Set exercise
Write the entries below out again exactly; any picture in them stays out.

Supplied data
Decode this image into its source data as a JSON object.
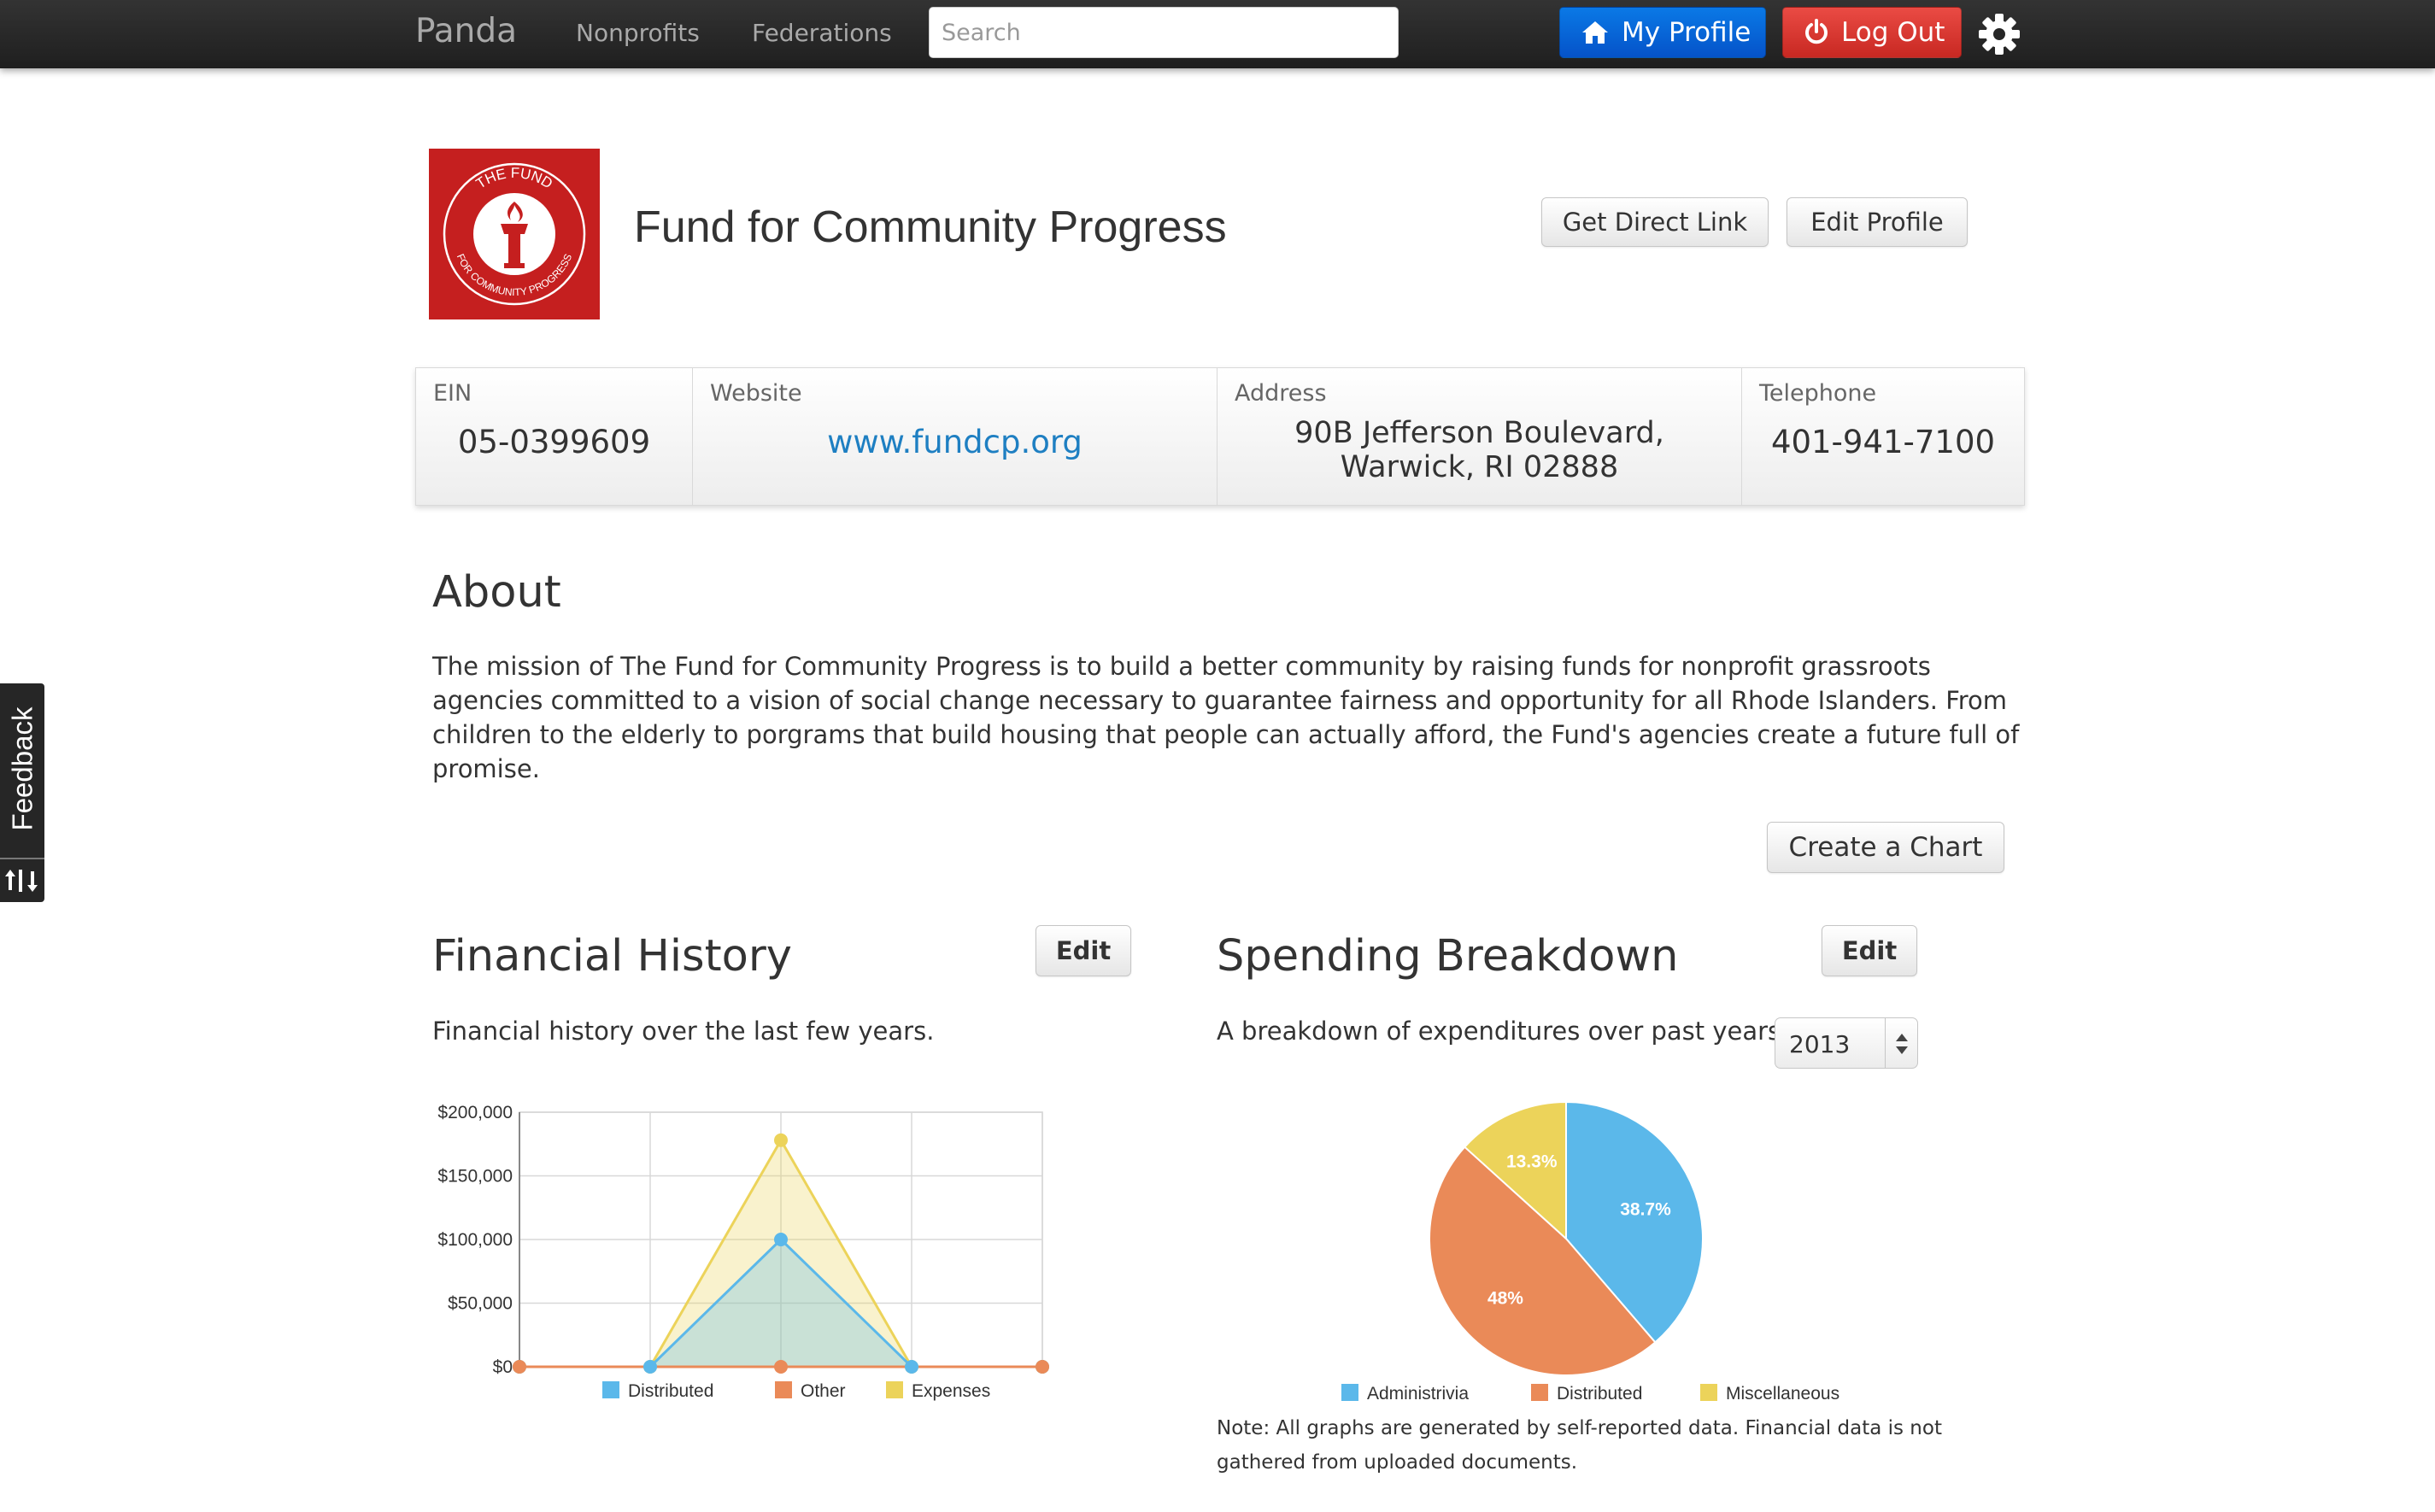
{
  "navbar": {
    "brand": "Panda",
    "links": [
      "Nonprofits",
      "Federations"
    ],
    "search_placeholder": "Search",
    "my_profile_label": "My Profile",
    "logout_label": "Log Out",
    "profile_button_color": "#0663d8",
    "logout_button_color": "#dc3a34"
  },
  "org": {
    "name": "Fund for Community Progress",
    "logo_color": "#c51f1f",
    "logo_text_top": "THE FUND",
    "logo_text_bottom": "FOR COMMUNITY PROGRESS",
    "get_direct_link_label": "Get Direct Link",
    "edit_profile_label": "Edit Profile"
  },
  "info": {
    "ein_label": "EIN",
    "ein": "05-0399609",
    "website_label": "Website",
    "website": "www.fundcp.org",
    "address_label": "Address",
    "address_line1": "90B Jefferson Boulevard,",
    "address_line2": "Warwick, RI 02888",
    "telephone_label": "Telephone",
    "telephone": "401-941-7100"
  },
  "about": {
    "title": "About",
    "text": "The mission of The Fund for Community Progress is to build a better community by raising funds for nonprofit grassroots agencies committed to a vision of social change necessary to guarantee fairness and opportunity for all Rhode Islanders. From children to the elderly to porgrams that build housing that people can actually afford, the Fund's agencies create a future full of promise."
  },
  "create_chart_label": "Create a Chart",
  "financial_history": {
    "title": "Financial History",
    "edit_label": "Edit",
    "description": "Financial history over the last few years."
  },
  "spending_breakdown": {
    "title": "Spending Breakdown",
    "edit_label": "Edit",
    "description": "A breakdown of expenditures over past years.",
    "year_selected": "2013"
  },
  "note": "Note: All graphs are generated by self-reported data. Financial data is not gathered from uploaded documents.",
  "feedback_label": "Feedback",
  "chart_data": [
    {
      "type": "area",
      "x": [
        0,
        1,
        2,
        3,
        4
      ],
      "ylim": [
        0,
        200000
      ],
      "yticks": [
        "$200,000",
        "$150,000",
        "$100,000",
        "$50,000",
        "$0"
      ],
      "tick_values": [
        200000,
        150000,
        100000,
        50000,
        0
      ],
      "grid": true,
      "legend": "bottom",
      "series": [
        {
          "name": "Distributed",
          "color": "#5bb8ea",
          "values": [
            0,
            0,
            100000,
            0,
            0
          ]
        },
        {
          "name": "Other",
          "color": "#ea8a58",
          "values": [
            0,
            0,
            0,
            0,
            0
          ]
        },
        {
          "name": "Expenses",
          "color": "#ecd35a",
          "values": [
            0,
            0,
            178000,
            0,
            0
          ]
        }
      ]
    },
    {
      "type": "pie",
      "legend": "bottom",
      "slices": [
        {
          "name": "Administrivia",
          "value": 38.7,
          "label": "38.7%",
          "color": "#5bb8ea"
        },
        {
          "name": "Distributed",
          "value": 48,
          "label": "48%",
          "color": "#ea8a58"
        },
        {
          "name": "Miscellaneous",
          "value": 13.3,
          "label": "13.3%",
          "color": "#ecd35a"
        }
      ]
    }
  ]
}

Result of the exercise
Decode this image into its source data as a JSON object.
{
  "navbar": {
    "brand": "Panda",
    "links": [
      "Nonprofits",
      "Federations"
    ],
    "search_placeholder": "Search",
    "my_profile_label": "My Profile",
    "logout_label": "Log Out",
    "profile_button_color": "#0663d8",
    "logout_button_color": "#dc3a34"
  },
  "org": {
    "name": "Fund for Community Progress",
    "logo_color": "#c51f1f",
    "logo_text_top": "THE FUND",
    "logo_text_bottom": "FOR COMMUNITY PROGRESS",
    "get_direct_link_label": "Get Direct Link",
    "edit_profile_label": "Edit Profile"
  },
  "info": {
    "ein_label": "EIN",
    "ein": "05-0399609",
    "website_label": "Website",
    "website": "www.fundcp.org",
    "address_label": "Address",
    "address_line1": "90B Jefferson Boulevard,",
    "address_line2": "Warwick, RI 02888",
    "telephone_label": "Telephone",
    "telephone": "401-941-7100"
  },
  "about": {
    "title": "About",
    "text": "The mission of The Fund for Community Progress is to build a better community by raising funds for nonprofit grassroots agencies committed to a vision of social change necessary to guarantee fairness and opportunity for all Rhode Islanders. From children to the elderly to porgrams that build housing that people can actually afford, the Fund's agencies create a future full of promise."
  },
  "create_chart_label": "Create a Chart",
  "financial_history": {
    "title": "Financial History",
    "edit_label": "Edit",
    "description": "Financial history over the last few years."
  },
  "spending_breakdown": {
    "title": "Spending Breakdown",
    "edit_label": "Edit",
    "description": "A breakdown of expenditures over past years.",
    "year_selected": "2013"
  },
  "note": "Note: All graphs are generated by self-reported data. Financial data is not gathered from uploaded documents.",
  "feedback_label": "Feedback",
  "chart_data": [
    {
      "type": "area",
      "x": [
        0,
        1,
        2,
        3,
        4
      ],
      "ylim": [
        0,
        200000
      ],
      "yticks": [
        "$200,000",
        "$150,000",
        "$100,000",
        "$50,000",
        "$0"
      ],
      "tick_values": [
        200000,
        150000,
        100000,
        50000,
        0
      ],
      "grid": true,
      "legend": "bottom",
      "series": [
        {
          "name": "Distributed",
          "color": "#5bb8ea",
          "values": [
            0,
            0,
            100000,
            0,
            0
          ]
        },
        {
          "name": "Other",
          "color": "#ea8a58",
          "values": [
            0,
            0,
            0,
            0,
            0
          ]
        },
        {
          "name": "Expenses",
          "color": "#ecd35a",
          "values": [
            0,
            0,
            178000,
            0,
            0
          ]
        }
      ]
    },
    {
      "type": "pie",
      "legend": "bottom",
      "slices": [
        {
          "name": "Administrivia",
          "value": 38.7,
          "label": "38.7%",
          "color": "#5bb8ea"
        },
        {
          "name": "Distributed",
          "value": 48,
          "label": "48%",
          "color": "#ea8a58"
        },
        {
          "name": "Miscellaneous",
          "value": 13.3,
          "label": "13.3%",
          "color": "#ecd35a"
        }
      ]
    }
  ]
}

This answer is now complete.